__Exercise requirements__. What is the number of lines containing "ville"? Give only that number.

__Data__.

-- Start --

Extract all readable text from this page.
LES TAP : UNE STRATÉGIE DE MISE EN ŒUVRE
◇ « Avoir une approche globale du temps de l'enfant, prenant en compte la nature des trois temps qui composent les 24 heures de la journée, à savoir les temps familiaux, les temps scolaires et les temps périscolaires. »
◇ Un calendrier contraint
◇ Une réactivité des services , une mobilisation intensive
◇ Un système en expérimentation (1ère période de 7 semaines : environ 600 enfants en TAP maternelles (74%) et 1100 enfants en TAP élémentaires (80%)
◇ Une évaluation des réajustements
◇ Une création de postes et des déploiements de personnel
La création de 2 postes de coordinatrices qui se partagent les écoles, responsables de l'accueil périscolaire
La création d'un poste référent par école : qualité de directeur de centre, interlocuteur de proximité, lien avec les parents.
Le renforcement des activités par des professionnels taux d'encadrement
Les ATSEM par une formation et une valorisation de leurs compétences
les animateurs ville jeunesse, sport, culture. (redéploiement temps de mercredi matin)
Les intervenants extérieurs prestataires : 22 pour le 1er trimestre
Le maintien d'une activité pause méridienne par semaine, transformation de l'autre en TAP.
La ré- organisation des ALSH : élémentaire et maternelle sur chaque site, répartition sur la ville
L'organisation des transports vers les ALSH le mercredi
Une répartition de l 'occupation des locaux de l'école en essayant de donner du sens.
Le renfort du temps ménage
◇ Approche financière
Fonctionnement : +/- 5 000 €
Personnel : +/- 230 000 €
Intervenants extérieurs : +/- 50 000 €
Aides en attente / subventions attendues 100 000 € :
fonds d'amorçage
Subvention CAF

-- End --

__Result for this task__. 2